[Dataset items]
------------------------------

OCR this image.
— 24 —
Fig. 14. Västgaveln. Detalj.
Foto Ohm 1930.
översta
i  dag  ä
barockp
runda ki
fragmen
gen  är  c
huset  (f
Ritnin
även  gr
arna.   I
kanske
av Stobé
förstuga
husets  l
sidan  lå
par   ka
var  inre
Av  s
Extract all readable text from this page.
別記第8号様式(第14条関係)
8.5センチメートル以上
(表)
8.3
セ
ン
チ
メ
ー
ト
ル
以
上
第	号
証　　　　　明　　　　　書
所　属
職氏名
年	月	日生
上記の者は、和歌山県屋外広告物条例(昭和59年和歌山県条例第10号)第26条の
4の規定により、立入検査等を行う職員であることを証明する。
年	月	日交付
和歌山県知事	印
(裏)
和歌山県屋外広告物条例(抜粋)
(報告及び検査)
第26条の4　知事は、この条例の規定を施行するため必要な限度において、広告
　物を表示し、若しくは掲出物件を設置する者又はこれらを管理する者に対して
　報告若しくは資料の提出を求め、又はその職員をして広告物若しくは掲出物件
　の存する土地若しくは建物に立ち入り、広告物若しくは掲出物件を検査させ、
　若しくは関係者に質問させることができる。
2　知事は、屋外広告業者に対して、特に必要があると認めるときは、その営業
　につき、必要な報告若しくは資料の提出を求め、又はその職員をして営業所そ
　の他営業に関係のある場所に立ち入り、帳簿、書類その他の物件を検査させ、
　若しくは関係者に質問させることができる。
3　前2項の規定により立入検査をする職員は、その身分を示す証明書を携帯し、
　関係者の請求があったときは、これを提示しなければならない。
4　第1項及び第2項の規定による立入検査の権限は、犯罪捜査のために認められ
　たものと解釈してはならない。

------------------------------

Instructions to follow ▸
In the entries above, find each line with the word "this" and show it.

Answer for the task ▸
OCR this image.
Extract all readable text from this page.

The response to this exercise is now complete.